# GOAL:
Find the word "金三烧饼" in the data. Return every line where it appears.

# MATERIAL FOR THE TASK:
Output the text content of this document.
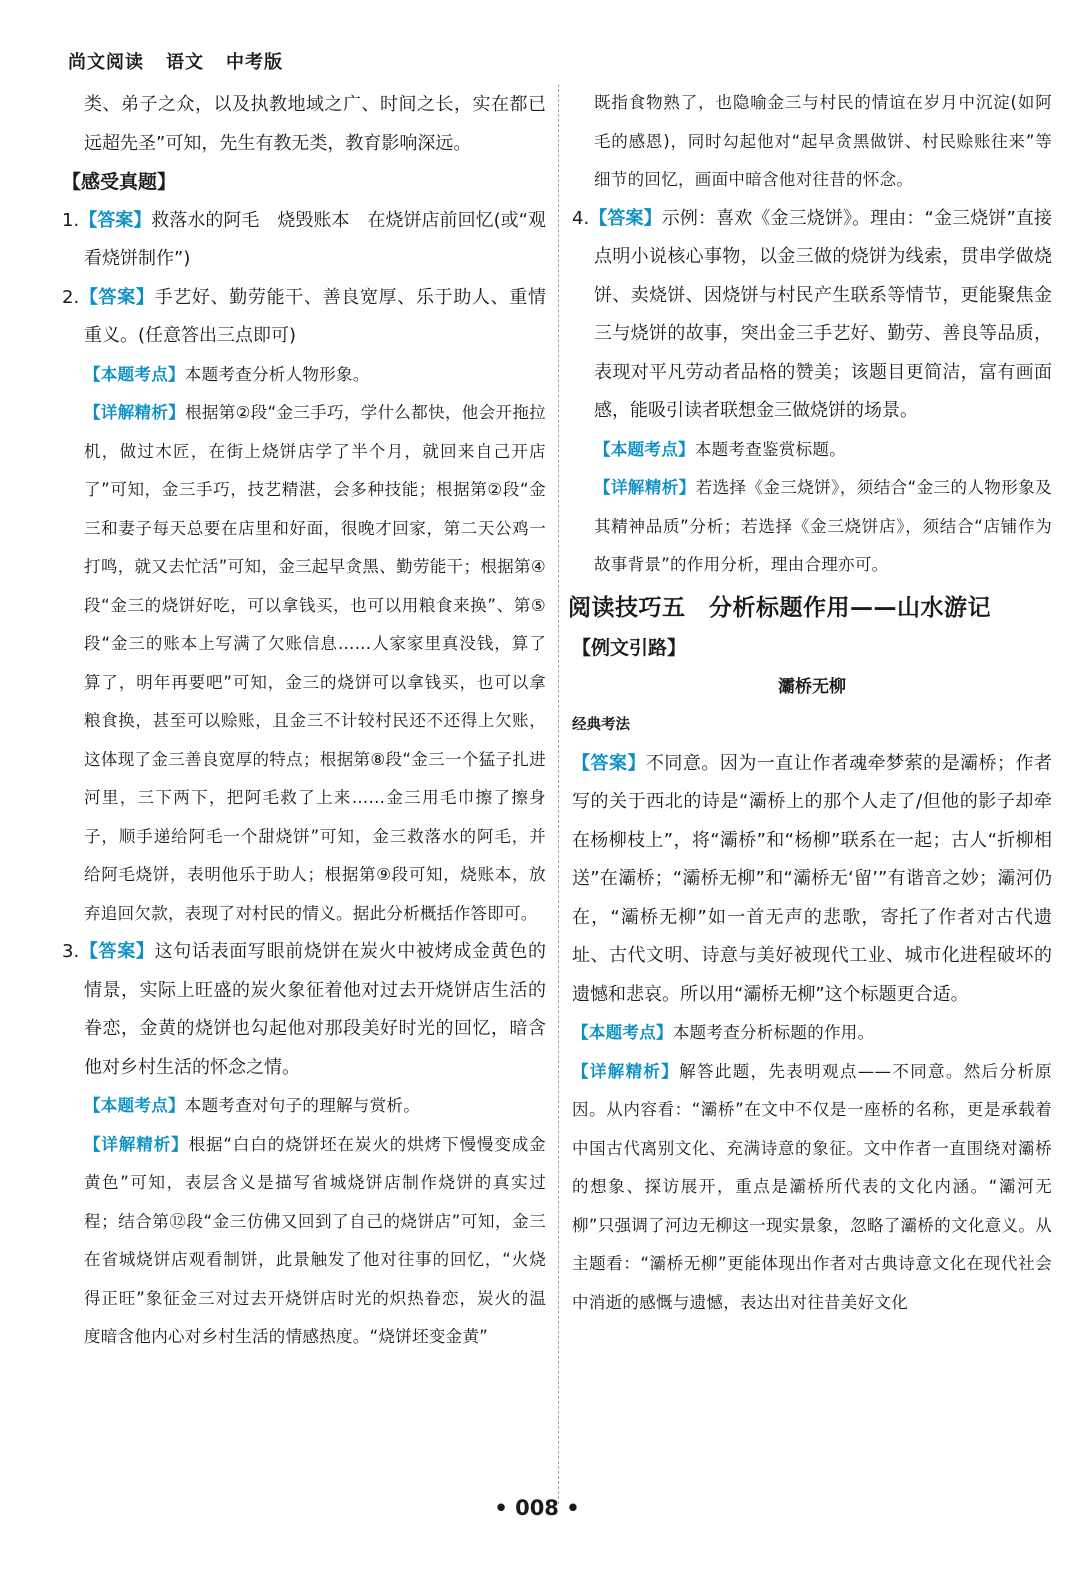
尚文阅读 语文 中考版

类、弟子之众，以及执教地域之广、时间之长，实在都已远超先圣”可知，先生有教无类，教育影响深远。

【感受真题】

1.【答案】救落水的阿毛　烧毁账本　在烧饼店前回忆(或“观看烧饼制作”)

2.【答案】手艺好、勤劳能干、善良宽厚、乐于助人、重情重义。(任意答出三点即可)

【本题考点】本题考查分析人物形象。

【详解精析】根据第②段“金三手巧，学什么都快，他会开拖拉机，做过木匠，在街上烧饼店学了半个月，就回来自己开店了”可知，金三手巧，技艺精湛，会多种技能；根据第②段“金三和妻子每天总要在店里和好面，很晚才回家，第二天公鸡一打鸣，就又去忙活”可知，金三起早贪黑、勤劳能干；根据第④段“金三的烧饼好吃，可以拿钱买，也可以用粮食来换”、第⑤段“金三的账本上写满了欠账信息……人家家里真没钱，算了算了，明年再要吧”可知，金三的烧饼可以拿钱买，也可以拿粮食换，甚至可以赊账，且金三不计较村民还不还得上欠账，这体现了金三善良宽厚的特点；根据第⑧段“金三一个猛子扎进河里，三下两下，把阿毛救了上来……金三用毛巾擦了擦身子，顺手递给阿毛一个甜烧饼”可知，金三救落水的阿毛，并给阿毛烧饼，表明他乐于助人；根据第⑨段可知，烧账本，放弃追回欠款，表现了对村民的情义。据此分析概括作答即可。

3.【答案】这句话表面写眼前烧饼在炭火中被烤成金黄色的情景，实际上旺盛的炭火象征着他对过去开烧饼店生活的眷恋，金黄的烧饼也勾起他对那段美好时光的回忆，暗含他对乡村生活的怀念之情。

【本题考点】本题考查对句子的理解与赏析。

【详解精析】根据“白白的烧饼坯在炭火的烘烤下慢慢变成金黄色”可知，表层含义是描写省城烧饼店制作烧饼的真实过程；结合第⑫段“金三仿佛又回到了自己的烧饼店”可知，金三在省城烧饼店观看制饼，此景触发了他对往事的回忆，“火烧得正旺”象征金三对过去开烧饼店时光的炽热眷恋，炭火的温度暗含他内心对乡村生活的情感热度。“烧饼坯变金黄”

既指食物熟了，也隐喻金三与村民的情谊在岁月中沉淀(如阿毛的感恩)，同时勾起他对“起早贪黑做饼、村民赊账往来”等细节的回忆，画面中暗含他对往昔的怀念。

4.【答案】示例：喜欢《金三烧饼》。理由：“金三烧饼”直接点明小说核心事物，以金三做的烧饼为线索，贯串学做烧饼、卖烧饼、因烧饼与村民产生联系等情节，更能聚焦金三与烧饼的故事，突出金三手艺好、勤劳、善良等品质，表现对平凡劳动者品格的赞美；该题目更简洁，富有画面感，能吸引读者联想金三做烧饼的场景。

【本题考点】本题考查鉴赏标题。

【详解精析】若选择《金三烧饼》，须结合“金三的人物形象及其精神品质”分析；若选择《金三烧饼店》，须结合“店铺作为故事背景”的作用分析，理由合理亦可。

阅读技巧五　分析标题作用——山水游记

【例文引路】

灞桥无柳

经典考法

【答案】不同意。因为一直让作者魂牵梦萦的是灞桥；作者写的关于西北的诗是“灞桥上的那个人走了/但他的影子却牵在杨柳枝上”，将“灞桥”和“杨柳”联系在一起；古人“折柳相送”在灞桥；“灞桥无柳”和“灞桥无‘留’”有谐音之妙；灞河仍在，“灞桥无柳”如一首无声的悲歌，寄托了作者对古代遗址、古代文明、诗意与美好被现代工业、城市化进程破坏的遗憾和悲哀。所以用“灞桥无柳”这个标题更合适。

【本题考点】本题考查分析标题的作用。

【详解精析】解答此题，先表明观点——不同意。然后分析原因。从内容看：“灞桥”在文中不仅是一座桥的名称，更是承载着中国古代离别文化、充满诗意的象征。文中作者一直围绕对灞桥的想象、探访展开，重点是灞桥所代表的文化内涵。“灞河无柳”只强调了河边无柳这一现实景象，忽略了灞桥的文化意义。从主题看：“灞桥无柳”更能体现出作者对古典诗意文化在现代社会中消逝的感慨与遗憾，表达出对往昔美好文化

• 008 •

# PROBLEM SOLUTION:
4.【答案】示例：喜欢《金三烧饼》。理由：“金三烧饼”直接点明小说核心事物，以金三做的烧饼为线索，贯串学做烧饼、卖烧饼、因烧饼与村民产生联系等情节，更能聚焦金三与烧饼的故事，突出金三手艺好、勤劳、善良等品质，表现对平凡劳动者品格的赞美；该题目更简洁，富有画面感，能吸引读者联想金三做烧饼的场景。
【详解精析】若选择《金三烧饼》，须结合“金三的人物形象及其精神品质”分析；若选择《金三烧饼店》，须结合“店铺作为故事背景”的作用分析，理由合理亦可。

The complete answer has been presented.